* Task brief *
Give the count of lines in the data that include "rgba", with no other words.
*-*-*
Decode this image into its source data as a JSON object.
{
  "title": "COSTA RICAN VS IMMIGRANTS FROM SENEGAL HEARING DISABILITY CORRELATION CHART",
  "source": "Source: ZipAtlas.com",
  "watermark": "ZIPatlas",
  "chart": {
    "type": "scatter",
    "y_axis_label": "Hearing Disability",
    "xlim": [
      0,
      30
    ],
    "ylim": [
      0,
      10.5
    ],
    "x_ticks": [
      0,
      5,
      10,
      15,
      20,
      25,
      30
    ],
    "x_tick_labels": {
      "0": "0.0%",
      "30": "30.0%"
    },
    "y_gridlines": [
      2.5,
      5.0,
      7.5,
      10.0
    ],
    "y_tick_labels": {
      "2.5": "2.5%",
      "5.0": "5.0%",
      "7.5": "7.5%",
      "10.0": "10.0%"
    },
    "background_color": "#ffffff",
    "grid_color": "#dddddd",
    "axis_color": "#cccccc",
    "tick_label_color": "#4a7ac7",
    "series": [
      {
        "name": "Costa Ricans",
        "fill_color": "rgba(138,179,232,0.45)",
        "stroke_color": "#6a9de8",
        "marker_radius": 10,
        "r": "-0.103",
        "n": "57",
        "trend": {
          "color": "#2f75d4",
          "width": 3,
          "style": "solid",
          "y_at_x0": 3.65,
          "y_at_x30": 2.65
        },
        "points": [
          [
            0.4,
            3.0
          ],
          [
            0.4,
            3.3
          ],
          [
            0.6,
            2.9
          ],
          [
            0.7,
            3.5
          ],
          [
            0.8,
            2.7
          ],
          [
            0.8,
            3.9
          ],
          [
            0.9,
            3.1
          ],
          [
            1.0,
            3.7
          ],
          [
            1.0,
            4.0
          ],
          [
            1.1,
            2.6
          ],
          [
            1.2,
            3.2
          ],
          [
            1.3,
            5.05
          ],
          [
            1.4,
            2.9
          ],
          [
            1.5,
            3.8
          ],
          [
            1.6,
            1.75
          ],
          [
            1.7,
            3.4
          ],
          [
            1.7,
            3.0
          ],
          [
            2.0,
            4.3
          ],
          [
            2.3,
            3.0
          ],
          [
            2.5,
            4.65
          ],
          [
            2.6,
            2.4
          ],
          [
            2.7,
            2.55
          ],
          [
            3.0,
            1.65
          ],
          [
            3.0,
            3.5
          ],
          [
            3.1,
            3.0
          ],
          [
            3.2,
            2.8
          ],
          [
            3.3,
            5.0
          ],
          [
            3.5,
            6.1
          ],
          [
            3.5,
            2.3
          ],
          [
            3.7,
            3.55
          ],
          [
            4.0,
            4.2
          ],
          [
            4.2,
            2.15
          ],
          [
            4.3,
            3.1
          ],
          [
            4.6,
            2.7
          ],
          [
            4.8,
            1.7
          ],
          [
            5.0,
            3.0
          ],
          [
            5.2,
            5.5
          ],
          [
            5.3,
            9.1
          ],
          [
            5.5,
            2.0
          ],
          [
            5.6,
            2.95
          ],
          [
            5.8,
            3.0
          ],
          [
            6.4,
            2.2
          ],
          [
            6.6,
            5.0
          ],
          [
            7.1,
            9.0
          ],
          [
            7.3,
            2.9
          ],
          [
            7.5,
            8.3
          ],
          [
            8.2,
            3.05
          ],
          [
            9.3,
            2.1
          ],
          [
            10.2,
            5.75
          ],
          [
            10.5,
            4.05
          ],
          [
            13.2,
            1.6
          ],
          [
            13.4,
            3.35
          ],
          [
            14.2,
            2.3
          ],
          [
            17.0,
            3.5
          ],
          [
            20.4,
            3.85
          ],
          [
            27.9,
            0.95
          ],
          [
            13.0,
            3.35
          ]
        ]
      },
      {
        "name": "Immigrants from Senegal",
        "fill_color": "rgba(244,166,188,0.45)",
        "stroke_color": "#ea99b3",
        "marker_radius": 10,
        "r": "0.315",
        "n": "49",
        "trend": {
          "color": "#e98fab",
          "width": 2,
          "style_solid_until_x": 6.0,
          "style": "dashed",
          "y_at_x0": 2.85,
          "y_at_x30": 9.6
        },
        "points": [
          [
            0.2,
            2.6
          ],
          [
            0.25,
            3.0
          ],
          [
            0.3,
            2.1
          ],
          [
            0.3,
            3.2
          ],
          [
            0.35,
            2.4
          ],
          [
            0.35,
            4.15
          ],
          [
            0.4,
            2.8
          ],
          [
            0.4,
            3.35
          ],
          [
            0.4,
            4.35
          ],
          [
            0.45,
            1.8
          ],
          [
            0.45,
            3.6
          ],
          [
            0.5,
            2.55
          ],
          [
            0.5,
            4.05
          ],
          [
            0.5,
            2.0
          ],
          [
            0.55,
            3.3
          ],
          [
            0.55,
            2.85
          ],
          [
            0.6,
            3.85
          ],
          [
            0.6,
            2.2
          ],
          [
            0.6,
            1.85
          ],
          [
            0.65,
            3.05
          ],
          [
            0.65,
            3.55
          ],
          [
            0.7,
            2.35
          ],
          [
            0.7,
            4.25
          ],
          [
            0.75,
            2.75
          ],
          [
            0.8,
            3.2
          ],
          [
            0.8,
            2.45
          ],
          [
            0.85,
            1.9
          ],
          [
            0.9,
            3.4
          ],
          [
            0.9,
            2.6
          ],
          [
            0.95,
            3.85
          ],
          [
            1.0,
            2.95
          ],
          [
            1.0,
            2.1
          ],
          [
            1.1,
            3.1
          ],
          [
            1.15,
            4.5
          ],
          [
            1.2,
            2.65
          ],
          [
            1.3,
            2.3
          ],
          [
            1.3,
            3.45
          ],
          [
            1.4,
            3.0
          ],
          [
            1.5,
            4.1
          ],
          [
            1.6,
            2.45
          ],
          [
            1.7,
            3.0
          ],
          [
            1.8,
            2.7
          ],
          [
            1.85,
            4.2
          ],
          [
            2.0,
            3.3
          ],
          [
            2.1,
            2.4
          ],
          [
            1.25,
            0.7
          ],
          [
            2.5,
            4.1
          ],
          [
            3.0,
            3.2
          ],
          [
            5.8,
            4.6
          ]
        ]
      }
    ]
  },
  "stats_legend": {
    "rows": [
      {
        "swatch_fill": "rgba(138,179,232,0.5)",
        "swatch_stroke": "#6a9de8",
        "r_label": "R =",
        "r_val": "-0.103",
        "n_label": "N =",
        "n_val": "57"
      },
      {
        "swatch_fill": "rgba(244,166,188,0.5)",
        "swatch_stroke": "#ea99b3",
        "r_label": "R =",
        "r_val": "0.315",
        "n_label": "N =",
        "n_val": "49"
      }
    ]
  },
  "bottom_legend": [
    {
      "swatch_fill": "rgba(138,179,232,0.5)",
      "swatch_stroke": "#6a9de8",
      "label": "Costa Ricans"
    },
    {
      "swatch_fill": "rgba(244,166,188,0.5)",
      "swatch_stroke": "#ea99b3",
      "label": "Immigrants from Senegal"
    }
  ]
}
*-*-*
* Solution for this problem *
6